→ **Document extract**:
-- BEGIN --
Decomposing HTML to link text and target

Question

Given an HTML link like

<a href="urltxt" class="someclass" close="true">texttxt</a>

how can I isolate the url and the text?

Updates

I'm using Beautiful Soup, and am unable to figure out how to do that.

I did

soup = BeautifulSoup.BeautifulSoup(urllib.urlopen(url))

links = soup.findAll('a')

for link in links:
    print "link content:", link.content," and attr:",link.attrs

i get

*link content: None  and attr: [(u'href', u'_redirectGeneric.asp?genericURL=/root    /support.asp')]*  ...
...

Why am i missing the content?

edit: elaborated on 'stuck' as advised :)

Answer 1

Use Beautiful Soup. Doing it yourself is harder than it looks, you'll be better off using a tried and tested module.

EDIT:

I think you want:

soup = BeautifulSoup.BeautifulSoup(urllib.urlopen(url).read())
-- END --
→ **Recorded information**:
-- BEGIN --
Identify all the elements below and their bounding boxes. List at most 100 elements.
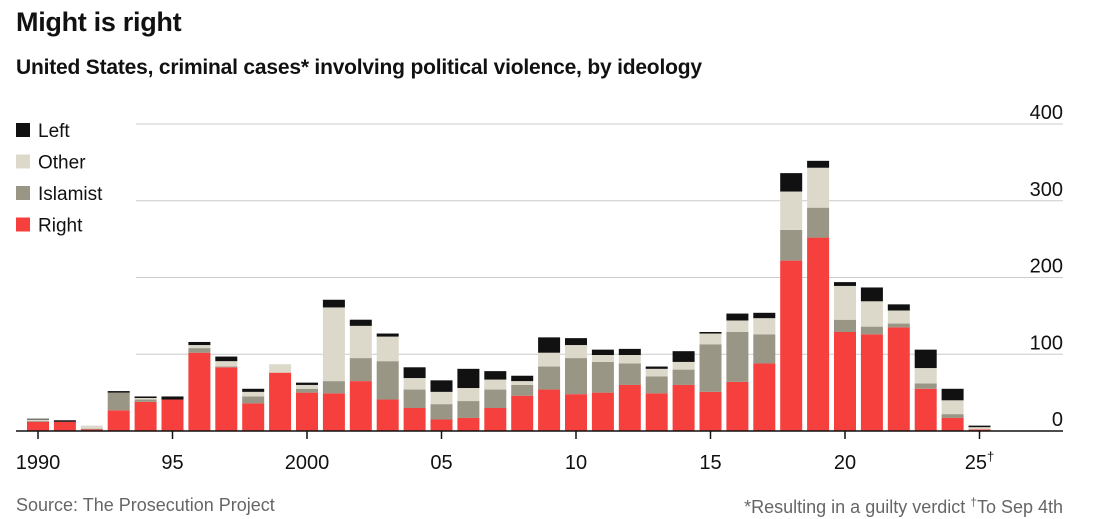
-- END --
→ **Work to do**:
(1) Decide whether each statement agrees with the thread on decomposing HTML links: (a) The asker is working with Beautiful Soup. (b) Answer 1 suggests writing the parsing code by hand. (c) The asker's loop reported None as the link content. Give yes or no for each, with the deciding words of the thread quoted.
(2) Rewrite the thread on decomposing HTML links from "Decomposing HTML to" to "and the text?", putting "extract" in place of "isolate".

→ **Results of the tasks**:
(1)
(a) Yes: "I'm using Beautiful Soup"
(b) No: "Doing it yourself is harder than it looks, you'll be better off using a tried and tested module."
(c) Yes: "link content: None"

(2)
Decomposing HTML to link text and target

Question

Given an HTML link like

<a href="urltxt" class="someclass" close="true">texttxt</a>

how can I extract the url and the text?